╭──

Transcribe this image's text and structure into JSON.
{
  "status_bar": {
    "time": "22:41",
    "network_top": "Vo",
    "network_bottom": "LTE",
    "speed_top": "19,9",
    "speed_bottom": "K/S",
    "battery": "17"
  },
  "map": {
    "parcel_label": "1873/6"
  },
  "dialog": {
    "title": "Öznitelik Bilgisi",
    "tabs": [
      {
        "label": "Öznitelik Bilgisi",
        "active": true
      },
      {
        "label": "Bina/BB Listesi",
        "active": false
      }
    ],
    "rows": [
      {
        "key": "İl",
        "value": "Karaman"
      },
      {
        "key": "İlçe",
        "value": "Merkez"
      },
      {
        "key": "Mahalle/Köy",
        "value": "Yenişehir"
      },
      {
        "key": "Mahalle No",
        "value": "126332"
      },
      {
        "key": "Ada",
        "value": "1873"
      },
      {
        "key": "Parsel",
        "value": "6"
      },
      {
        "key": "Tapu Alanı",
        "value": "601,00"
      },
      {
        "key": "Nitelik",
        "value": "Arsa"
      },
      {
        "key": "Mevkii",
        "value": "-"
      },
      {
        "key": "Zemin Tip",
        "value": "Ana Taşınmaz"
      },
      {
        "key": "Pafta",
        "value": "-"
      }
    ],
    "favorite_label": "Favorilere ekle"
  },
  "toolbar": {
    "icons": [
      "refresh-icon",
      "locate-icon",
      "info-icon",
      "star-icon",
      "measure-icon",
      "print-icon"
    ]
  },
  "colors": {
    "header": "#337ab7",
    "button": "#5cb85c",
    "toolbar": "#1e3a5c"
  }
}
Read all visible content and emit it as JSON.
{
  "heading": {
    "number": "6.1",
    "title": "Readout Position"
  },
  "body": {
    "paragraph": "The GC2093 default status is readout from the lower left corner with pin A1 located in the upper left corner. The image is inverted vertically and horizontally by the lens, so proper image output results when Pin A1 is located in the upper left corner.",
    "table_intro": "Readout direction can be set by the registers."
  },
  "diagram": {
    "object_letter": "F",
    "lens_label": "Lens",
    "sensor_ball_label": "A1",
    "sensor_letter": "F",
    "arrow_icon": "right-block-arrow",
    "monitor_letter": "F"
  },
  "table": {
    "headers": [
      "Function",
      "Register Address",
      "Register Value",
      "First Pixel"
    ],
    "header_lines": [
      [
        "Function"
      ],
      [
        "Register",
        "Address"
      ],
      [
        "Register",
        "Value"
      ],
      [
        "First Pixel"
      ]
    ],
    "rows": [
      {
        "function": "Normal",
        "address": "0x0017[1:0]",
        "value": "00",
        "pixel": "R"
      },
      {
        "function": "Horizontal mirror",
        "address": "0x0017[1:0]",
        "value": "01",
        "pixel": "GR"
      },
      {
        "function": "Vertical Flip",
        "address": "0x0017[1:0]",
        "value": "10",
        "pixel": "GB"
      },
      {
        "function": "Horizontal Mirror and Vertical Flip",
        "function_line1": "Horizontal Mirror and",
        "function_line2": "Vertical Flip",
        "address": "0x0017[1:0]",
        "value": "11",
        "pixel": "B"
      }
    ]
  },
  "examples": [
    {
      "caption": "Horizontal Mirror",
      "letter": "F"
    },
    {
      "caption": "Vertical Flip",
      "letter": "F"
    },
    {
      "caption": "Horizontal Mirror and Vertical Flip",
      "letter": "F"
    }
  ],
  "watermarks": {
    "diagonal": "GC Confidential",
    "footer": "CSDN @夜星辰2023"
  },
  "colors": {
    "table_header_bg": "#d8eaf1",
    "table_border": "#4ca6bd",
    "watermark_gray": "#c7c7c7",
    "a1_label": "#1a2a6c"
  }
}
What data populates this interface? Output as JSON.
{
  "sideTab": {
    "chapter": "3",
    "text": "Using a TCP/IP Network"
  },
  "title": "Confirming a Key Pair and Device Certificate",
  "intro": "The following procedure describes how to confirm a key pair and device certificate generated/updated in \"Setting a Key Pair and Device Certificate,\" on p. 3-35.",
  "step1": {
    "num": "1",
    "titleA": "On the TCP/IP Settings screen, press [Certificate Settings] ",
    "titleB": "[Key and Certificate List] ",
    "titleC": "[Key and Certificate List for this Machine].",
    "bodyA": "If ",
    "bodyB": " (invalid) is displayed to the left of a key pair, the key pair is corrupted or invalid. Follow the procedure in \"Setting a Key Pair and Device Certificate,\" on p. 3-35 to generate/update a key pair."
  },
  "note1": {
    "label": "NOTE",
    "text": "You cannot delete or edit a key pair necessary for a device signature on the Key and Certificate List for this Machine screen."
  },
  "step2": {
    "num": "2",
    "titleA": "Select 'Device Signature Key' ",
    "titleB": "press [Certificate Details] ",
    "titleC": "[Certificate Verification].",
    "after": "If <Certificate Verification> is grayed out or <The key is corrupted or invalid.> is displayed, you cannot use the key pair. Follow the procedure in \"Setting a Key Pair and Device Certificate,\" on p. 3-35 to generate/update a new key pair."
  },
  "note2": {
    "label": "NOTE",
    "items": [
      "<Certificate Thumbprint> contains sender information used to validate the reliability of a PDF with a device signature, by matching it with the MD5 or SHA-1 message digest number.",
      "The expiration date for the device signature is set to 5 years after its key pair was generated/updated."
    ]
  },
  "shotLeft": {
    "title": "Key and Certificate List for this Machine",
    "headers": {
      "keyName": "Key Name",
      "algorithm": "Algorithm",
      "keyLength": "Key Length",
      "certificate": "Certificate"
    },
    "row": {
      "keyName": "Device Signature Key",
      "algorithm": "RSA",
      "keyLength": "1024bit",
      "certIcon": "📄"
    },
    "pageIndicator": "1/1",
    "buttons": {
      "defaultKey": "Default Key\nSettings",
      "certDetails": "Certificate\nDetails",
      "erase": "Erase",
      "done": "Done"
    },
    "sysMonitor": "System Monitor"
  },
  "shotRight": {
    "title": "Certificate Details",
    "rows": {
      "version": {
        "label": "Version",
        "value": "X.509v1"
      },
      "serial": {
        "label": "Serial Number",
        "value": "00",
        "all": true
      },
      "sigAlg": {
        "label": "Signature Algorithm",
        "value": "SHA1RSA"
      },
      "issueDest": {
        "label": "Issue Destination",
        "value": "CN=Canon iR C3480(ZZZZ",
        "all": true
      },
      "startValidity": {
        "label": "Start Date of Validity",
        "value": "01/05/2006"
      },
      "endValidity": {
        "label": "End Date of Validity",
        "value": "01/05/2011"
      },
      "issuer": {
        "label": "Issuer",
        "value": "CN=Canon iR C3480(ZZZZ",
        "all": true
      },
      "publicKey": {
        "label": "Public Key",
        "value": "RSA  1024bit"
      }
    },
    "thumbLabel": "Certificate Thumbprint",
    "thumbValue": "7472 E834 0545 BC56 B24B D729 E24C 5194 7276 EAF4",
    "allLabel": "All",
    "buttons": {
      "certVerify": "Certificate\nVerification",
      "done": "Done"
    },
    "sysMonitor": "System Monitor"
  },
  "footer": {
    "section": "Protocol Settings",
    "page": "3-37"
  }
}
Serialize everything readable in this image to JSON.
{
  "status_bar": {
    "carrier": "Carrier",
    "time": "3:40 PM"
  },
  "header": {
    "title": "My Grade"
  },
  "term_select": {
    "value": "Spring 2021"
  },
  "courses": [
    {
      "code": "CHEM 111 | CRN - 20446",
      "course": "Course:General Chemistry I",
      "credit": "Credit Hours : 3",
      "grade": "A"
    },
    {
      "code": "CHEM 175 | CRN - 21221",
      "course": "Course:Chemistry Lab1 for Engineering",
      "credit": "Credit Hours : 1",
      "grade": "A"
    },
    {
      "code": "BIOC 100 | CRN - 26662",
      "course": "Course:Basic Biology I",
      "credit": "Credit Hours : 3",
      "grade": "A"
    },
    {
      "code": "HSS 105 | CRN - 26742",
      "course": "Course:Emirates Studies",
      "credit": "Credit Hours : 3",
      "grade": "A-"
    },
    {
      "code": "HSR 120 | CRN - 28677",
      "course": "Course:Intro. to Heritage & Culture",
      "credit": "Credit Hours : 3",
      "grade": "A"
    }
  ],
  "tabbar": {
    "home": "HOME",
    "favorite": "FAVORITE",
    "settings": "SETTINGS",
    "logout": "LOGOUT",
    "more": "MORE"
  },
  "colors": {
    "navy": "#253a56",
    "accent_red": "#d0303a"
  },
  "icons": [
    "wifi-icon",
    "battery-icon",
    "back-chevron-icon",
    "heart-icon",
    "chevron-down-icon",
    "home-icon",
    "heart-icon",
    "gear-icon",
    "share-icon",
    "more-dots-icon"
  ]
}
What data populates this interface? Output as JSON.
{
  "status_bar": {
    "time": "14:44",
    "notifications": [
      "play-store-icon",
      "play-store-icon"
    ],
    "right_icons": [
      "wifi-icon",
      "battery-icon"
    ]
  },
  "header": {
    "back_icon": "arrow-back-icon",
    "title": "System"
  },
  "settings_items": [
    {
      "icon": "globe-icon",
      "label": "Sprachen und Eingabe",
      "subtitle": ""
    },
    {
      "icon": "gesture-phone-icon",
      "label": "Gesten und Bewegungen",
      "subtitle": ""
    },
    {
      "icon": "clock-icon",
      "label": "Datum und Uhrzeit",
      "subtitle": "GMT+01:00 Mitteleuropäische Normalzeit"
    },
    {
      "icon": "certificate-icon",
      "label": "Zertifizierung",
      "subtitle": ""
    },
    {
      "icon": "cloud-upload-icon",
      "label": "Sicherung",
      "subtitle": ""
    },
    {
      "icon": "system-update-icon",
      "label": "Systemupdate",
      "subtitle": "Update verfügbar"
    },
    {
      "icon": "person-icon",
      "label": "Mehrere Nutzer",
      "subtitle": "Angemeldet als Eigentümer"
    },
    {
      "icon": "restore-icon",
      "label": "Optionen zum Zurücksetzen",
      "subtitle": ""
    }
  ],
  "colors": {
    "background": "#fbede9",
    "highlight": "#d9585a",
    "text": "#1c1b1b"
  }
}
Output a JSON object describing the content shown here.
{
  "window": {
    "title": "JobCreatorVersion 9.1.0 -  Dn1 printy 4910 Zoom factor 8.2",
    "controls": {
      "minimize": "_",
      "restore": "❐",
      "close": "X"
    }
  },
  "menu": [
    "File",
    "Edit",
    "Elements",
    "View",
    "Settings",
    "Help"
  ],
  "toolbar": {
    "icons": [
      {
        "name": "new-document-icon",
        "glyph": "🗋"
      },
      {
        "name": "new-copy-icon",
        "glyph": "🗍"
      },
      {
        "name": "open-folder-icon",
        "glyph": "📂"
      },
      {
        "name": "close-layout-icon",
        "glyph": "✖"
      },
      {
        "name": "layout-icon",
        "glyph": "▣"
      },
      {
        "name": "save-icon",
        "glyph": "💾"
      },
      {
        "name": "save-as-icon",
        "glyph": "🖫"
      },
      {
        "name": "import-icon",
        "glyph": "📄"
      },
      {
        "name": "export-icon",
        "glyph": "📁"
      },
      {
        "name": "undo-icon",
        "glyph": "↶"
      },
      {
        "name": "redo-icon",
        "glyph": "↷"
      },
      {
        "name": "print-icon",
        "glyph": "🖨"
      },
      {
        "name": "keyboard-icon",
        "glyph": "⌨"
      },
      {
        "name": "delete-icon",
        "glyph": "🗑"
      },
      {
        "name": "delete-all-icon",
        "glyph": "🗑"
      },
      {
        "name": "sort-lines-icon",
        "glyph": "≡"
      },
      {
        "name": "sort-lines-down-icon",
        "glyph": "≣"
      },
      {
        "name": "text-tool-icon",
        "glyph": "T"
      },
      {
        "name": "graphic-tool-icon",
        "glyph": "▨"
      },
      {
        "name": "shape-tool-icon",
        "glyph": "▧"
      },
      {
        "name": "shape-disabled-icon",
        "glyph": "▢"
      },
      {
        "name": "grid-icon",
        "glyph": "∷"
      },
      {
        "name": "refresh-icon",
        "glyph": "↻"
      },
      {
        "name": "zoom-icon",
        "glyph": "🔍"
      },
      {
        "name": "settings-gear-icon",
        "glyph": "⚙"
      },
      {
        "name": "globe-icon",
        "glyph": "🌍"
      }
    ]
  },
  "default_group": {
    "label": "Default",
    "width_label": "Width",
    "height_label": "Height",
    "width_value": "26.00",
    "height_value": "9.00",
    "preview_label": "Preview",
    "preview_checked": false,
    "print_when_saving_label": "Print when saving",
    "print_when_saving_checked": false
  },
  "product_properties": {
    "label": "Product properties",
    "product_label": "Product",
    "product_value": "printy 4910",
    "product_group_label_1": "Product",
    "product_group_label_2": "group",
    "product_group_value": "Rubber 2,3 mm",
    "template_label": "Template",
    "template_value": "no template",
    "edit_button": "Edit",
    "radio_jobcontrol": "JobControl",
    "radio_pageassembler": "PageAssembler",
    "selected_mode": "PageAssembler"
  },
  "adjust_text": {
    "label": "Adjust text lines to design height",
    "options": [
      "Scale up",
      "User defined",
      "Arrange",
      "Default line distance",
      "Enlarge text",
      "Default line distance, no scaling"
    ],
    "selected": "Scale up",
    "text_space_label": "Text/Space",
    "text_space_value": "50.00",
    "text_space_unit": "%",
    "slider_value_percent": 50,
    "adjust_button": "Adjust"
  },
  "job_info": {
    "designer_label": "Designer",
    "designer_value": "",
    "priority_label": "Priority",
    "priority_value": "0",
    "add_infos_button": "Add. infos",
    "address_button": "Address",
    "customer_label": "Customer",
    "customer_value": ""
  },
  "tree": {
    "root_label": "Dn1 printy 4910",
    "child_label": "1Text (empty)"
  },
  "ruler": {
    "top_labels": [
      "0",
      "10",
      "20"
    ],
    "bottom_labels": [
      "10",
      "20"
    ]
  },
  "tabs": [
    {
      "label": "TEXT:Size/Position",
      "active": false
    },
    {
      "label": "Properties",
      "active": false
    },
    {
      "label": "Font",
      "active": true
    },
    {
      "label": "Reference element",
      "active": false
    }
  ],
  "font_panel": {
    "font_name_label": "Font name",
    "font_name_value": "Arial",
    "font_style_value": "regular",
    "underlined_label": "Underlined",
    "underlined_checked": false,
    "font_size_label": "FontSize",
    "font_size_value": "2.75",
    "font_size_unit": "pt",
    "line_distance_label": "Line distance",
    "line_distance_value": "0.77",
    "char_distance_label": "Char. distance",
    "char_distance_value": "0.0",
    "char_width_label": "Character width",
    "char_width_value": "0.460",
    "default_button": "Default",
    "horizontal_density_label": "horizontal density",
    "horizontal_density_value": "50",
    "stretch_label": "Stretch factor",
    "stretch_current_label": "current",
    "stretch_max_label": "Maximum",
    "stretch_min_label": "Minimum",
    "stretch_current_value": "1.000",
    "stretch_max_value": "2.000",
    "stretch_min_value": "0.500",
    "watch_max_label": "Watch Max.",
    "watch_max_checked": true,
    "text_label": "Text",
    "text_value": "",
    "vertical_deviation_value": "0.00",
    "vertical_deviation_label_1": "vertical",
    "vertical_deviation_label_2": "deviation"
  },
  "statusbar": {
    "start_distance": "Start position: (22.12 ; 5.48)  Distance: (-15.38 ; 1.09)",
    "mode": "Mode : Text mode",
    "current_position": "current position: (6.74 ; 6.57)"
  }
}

╰──

Work out the number of lines above that include the string "generated" and write only that number.

Output for this exercise:
2